Records excerpted from a collection
============
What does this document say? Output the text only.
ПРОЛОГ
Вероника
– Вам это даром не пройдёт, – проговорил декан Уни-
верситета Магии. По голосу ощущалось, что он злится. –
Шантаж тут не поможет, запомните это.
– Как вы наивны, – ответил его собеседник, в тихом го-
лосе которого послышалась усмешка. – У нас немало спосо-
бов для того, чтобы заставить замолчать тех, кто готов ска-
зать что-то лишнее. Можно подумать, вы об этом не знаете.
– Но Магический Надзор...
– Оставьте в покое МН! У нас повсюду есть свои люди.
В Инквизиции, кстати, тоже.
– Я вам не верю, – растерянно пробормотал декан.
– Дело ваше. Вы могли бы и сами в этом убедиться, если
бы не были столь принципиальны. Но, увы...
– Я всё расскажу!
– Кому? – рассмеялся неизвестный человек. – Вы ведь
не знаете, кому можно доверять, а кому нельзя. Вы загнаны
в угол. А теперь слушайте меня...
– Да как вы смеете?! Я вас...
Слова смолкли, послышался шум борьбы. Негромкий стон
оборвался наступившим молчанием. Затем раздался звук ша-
============
WHAT IS REQUIRED >>
In the lines above, locate the string "декан". Copy every line where it occurs.

EXERCISE ANSWER >>
– Вам это даром не пройдёт, – проговорил декан Уни-
– Я вам не верю, – растерянно пробормотал декан.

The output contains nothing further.